Find every line of the listing below where "Output" appears, and copy it.

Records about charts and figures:
--------------------------------------------------

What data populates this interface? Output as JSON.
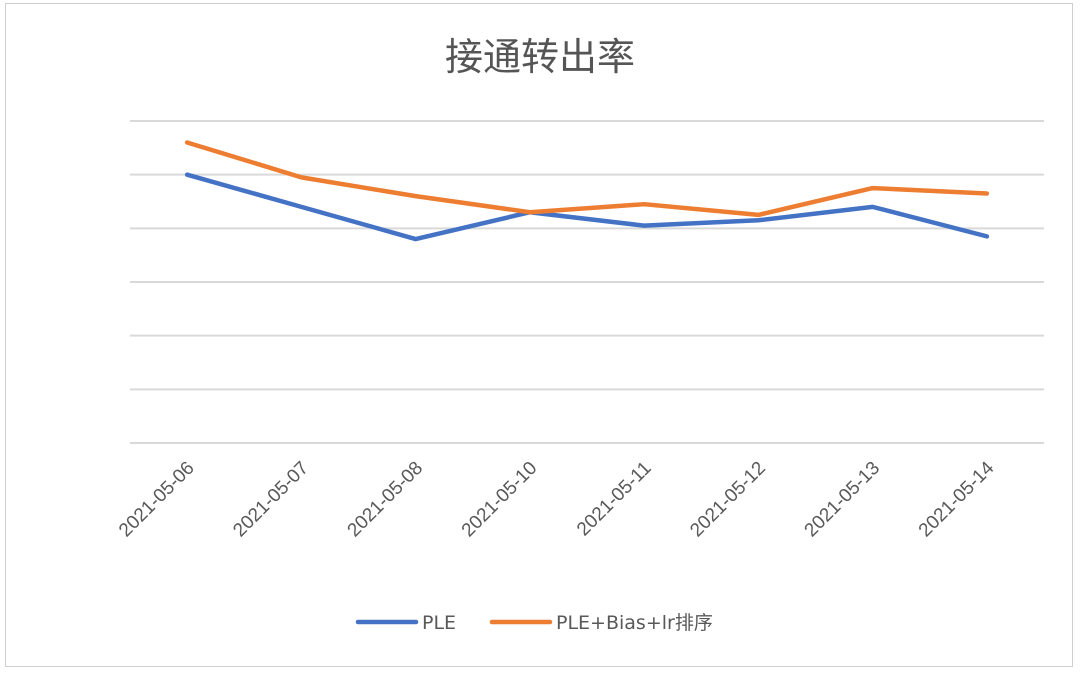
{
  "chart_data": {
    "type": "line",
    "title": "接通转出率",
    "xlabel": "",
    "ylabel": "",
    "categories": [
      "2021-05-06",
      "2021-05-07",
      "2021-05-08",
      "2021-05-10",
      "2021-05-11",
      "2021-05-12",
      "2021-05-13",
      "2021-05-14"
    ],
    "ylim": [
      0,
      6
    ],
    "y_tick_labels_visible": false,
    "grid": true,
    "legend_position": "bottom",
    "series": [
      {
        "name": "PLE",
        "color": "#4472C4",
        "values": [
          5.0,
          4.4,
          3.8,
          4.3,
          4.05,
          4.15,
          4.4,
          3.85
        ]
      },
      {
        "name": "PLE+Bias+lr排序",
        "color": "#ED7D31",
        "values": [
          5.6,
          4.95,
          4.6,
          4.3,
          4.45,
          4.25,
          4.75,
          4.65
        ]
      }
    ]
  }
}
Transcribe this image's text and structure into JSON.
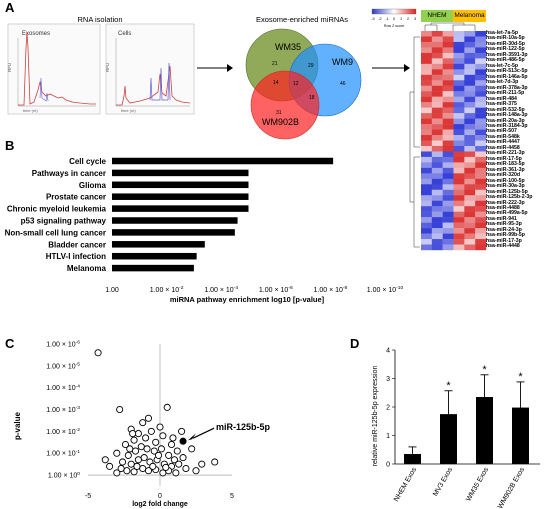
{
  "panels": {
    "A": {
      "letter": "A",
      "rna_title": "RNA isolation",
      "exo_label": "Exosomes",
      "cells_label": "Cells",
      "trace_ylabel": "RFU",
      "trace_xlabel": "time (nt)",
      "venn": {
        "title": "Exosome-enriched miRNAs",
        "sets": [
          "WM35",
          "WM9",
          "WM902B"
        ],
        "regions": {
          "wm35_only": "21",
          "wm9_only": "46",
          "wm902b_only": "31",
          "wm35_wm9": "29",
          "wm35_wm902b": "14",
          "wm9_wm902b": "18",
          "all_three": "12"
        }
      },
      "heatmap": {
        "colorkey_title": "Row Z score",
        "colorkey_ticks": [
          "-3",
          "-2",
          "-1",
          "0",
          "1",
          "2",
          "3"
        ],
        "groups": [
          "NHEM",
          "Melanoma"
        ],
        "group_colors": [
          "#92d050",
          "#ffc000"
        ],
        "mirnas": [
          "hsa-let-7a-5p",
          "hsa-miR-10a-5p",
          "hsa-miR-30d-5p",
          "hsa-miR-122-5p",
          "hsa-miR-3591-3p",
          "hsa-miR-486-5p",
          "hsa-let-7c-5p",
          "hsa-miR-513c-5p",
          "hsa-miR-146a-5p",
          "hsa-let-7d-3p",
          "hsa-miR-378a-3p",
          "hsa-miR-211-5p",
          "hsa-miR-484",
          "hsa-miR-375",
          "hsa-miR-532-5p",
          "hsa-miR-148a-3p",
          "hsa-miR-20a-3p",
          "hsa-miR-3184-3p",
          "hsa-miR-507",
          "hsa-miR-548k",
          "hsa-miR-4447",
          "hsa-miR-4458",
          "hsa-miR-221-3p",
          "hsa-miR-17-5p",
          "hsa-miR-183-5p",
          "hsa-miR-361-3p",
          "hsa-miR-320d",
          "hsa-miR-100-5p",
          "hsa-miR-30a-3p",
          "hsa-miR-125b-5p",
          "hsa-miR-125b-2-3p",
          "hsa-miR-222-3p",
          "hsa-miR-4488",
          "hsa-miR-499a-5p",
          "hsa-miR-941",
          "hsa-miR-95-3p",
          "hsa-miR-24-3p",
          "hsa-miR-99b-5p",
          "hsa-miR-17-3p",
          "hsa-miR-4448"
        ]
      }
    },
    "B": {
      "letter": "B",
      "chart_data": {
        "type": "bar",
        "orientation": "horizontal",
        "categories": [
          "Cell cycle",
          "Pathways in cancer",
          "Glioma",
          "Prostate cancer",
          "Chronic myeloid leukemia",
          "p53 signaling pathway",
          "Non-small cell lung cancer",
          "Bladder cancer",
          "HTLV-I infection",
          "Melanoma"
        ],
        "values_neg_log10_p": [
          8.1,
          5.0,
          5.0,
          5.0,
          5.0,
          4.6,
          4.5,
          3.4,
          3.1,
          3.0
        ],
        "xlabel": "miRNA pathway enrichment log10 [p-value]",
        "xticks": [
          {
            "base": "1.00",
            "exp": ""
          },
          {
            "base": "1.00 × 10",
            "exp": "-2"
          },
          {
            "base": "1.00 × 10",
            "exp": "-4"
          },
          {
            "base": "1.00 × 10",
            "exp": "-6"
          },
          {
            "base": "1.00 × 10",
            "exp": "-8"
          },
          {
            "base": "1.00 × 10",
            "exp": "-10"
          }
        ],
        "xlim": [
          0,
          10
        ]
      }
    },
    "C": {
      "letter": "C",
      "chart_data": {
        "type": "scatter",
        "xlabel": "log2 fold change",
        "ylabel": "p-value",
        "xticks": [
          "-5",
          "0",
          "5"
        ],
        "yticks": [
          {
            "base": "1.00 × 10",
            "exp": "-6"
          },
          {
            "base": "1.00 × 10",
            "exp": "-5"
          },
          {
            "base": "1.00 × 10",
            "exp": "-4"
          },
          {
            "base": "1.00 × 10",
            "exp": "-3"
          },
          {
            "base": "1.00 × 10",
            "exp": "-2"
          },
          {
            "base": "1.00 × 10",
            "exp": "-1"
          },
          {
            "base": "1.00 × 10",
            "exp": "0"
          }
        ],
        "xlim": [
          -5,
          5
        ],
        "ylim_neg_log10": [
          -0.5,
          6
        ],
        "highlight": {
          "label": "miR-125b-5p",
          "x": 1.6,
          "y": 1.55
        },
        "points": [
          [
            -4.3,
            5.6
          ],
          [
            -2.8,
            3.0
          ],
          [
            -1.2,
            2.4
          ],
          [
            -2.0,
            2.1
          ],
          [
            0.5,
            3.1
          ],
          [
            2.2,
            1.2
          ],
          [
            3.8,
            0.6
          ],
          [
            -3.0,
            1.0
          ],
          [
            -2.4,
            1.4
          ],
          [
            -1.8,
            1.6
          ],
          [
            -1.5,
            1.9
          ],
          [
            -1.0,
            1.7
          ],
          [
            -0.6,
            2.0
          ],
          [
            -0.3,
            1.5
          ],
          [
            0.2,
            1.8
          ],
          [
            0.8,
            1.4
          ],
          [
            1.2,
            1.1
          ],
          [
            -2.2,
            0.9
          ],
          [
            -1.7,
            1.1
          ],
          [
            -1.3,
            1.3
          ],
          [
            -0.9,
            1.2
          ],
          [
            -0.4,
            1.1
          ],
          [
            0.1,
            1.2
          ],
          [
            0.6,
            0.9
          ],
          [
            1.0,
            0.7
          ],
          [
            -3.5,
            0.4
          ],
          [
            -2.6,
            0.6
          ],
          [
            -2.0,
            0.5
          ],
          [
            -1.5,
            0.7
          ],
          [
            -1.1,
            0.8
          ],
          [
            -0.7,
            0.6
          ],
          [
            -0.2,
            0.7
          ],
          [
            0.3,
            0.5
          ],
          [
            0.8,
            0.4
          ],
          [
            1.3,
            0.5
          ],
          [
            1.8,
            0.3
          ],
          [
            2.5,
            0.2
          ],
          [
            -3.0,
            0.1
          ],
          [
            -2.3,
            0.2
          ],
          [
            -1.8,
            0.15
          ],
          [
            -1.2,
            0.3
          ],
          [
            -0.8,
            0.2
          ],
          [
            -0.3,
            0.25
          ],
          [
            0.2,
            0.1
          ],
          [
            0.6,
            0.2
          ],
          [
            1.1,
            0.1
          ],
          [
            -1.6,
            0.4
          ],
          [
            -0.5,
            0.4
          ],
          [
            0.4,
            0.35
          ],
          [
            -2.7,
            0.3
          ],
          [
            1.6,
            0.8
          ],
          [
            -0.1,
            0.9
          ],
          [
            2.9,
            0.5
          ],
          [
            -3.8,
            0.7
          ],
          [
            -1.9,
            1.9
          ],
          [
            0.9,
            1.7
          ],
          [
            -0.8,
            2.6
          ],
          [
            0.0,
            2.2
          ],
          [
            1.5,
            2.0
          ],
          [
            -2.1,
            1.2
          ]
        ]
      }
    },
    "D": {
      "letter": "D",
      "chart_data": {
        "type": "bar",
        "categories": [
          "NHEM Exos",
          "MV3 Exos",
          "WM35 Exos",
          "WM902B Exos"
        ],
        "values": [
          0.35,
          1.75,
          2.35,
          1.98
        ],
        "errors": [
          0.25,
          0.82,
          0.78,
          0.9
        ],
        "significance": [
          "",
          "*",
          "*",
          "*"
        ],
        "ylabel": "relative miR-125b-5p expression",
        "yticks": [
          "0",
          "1",
          "2",
          "3",
          "4"
        ],
        "ylim": [
          0,
          4
        ]
      }
    }
  }
}
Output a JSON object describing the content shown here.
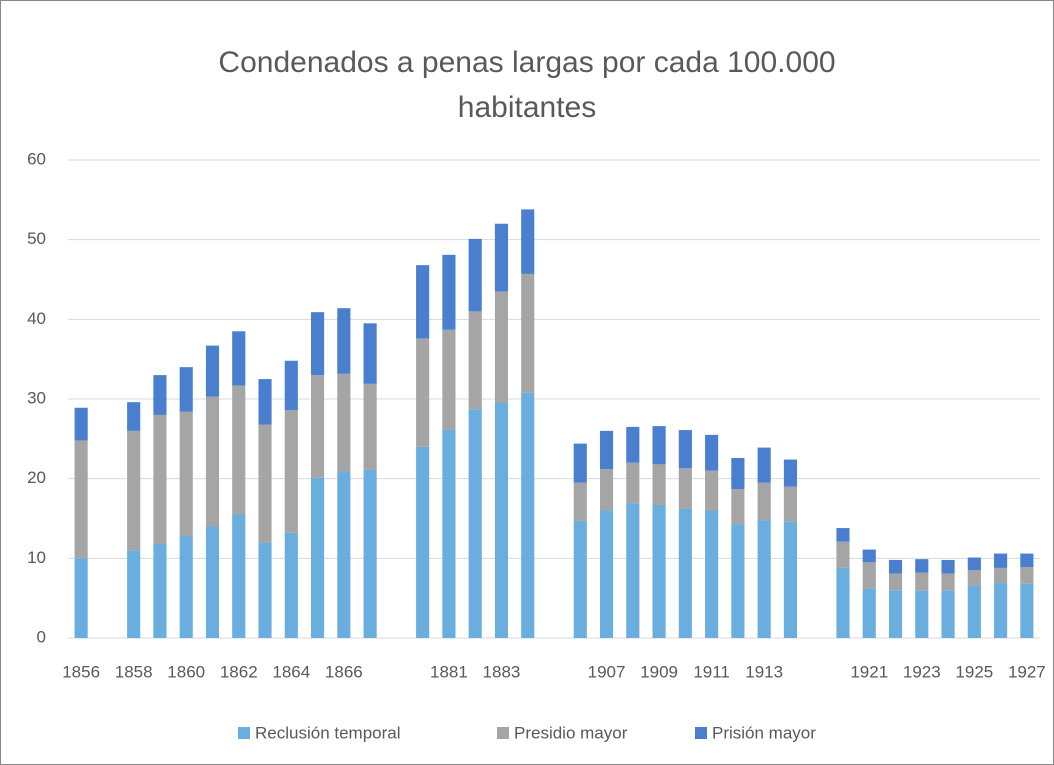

--------------------------------------------------

▶ RESPONSE TO THIS EXERCISE
What data populates this interface? Output as JSON.
Output a JSON object describing the content shown here.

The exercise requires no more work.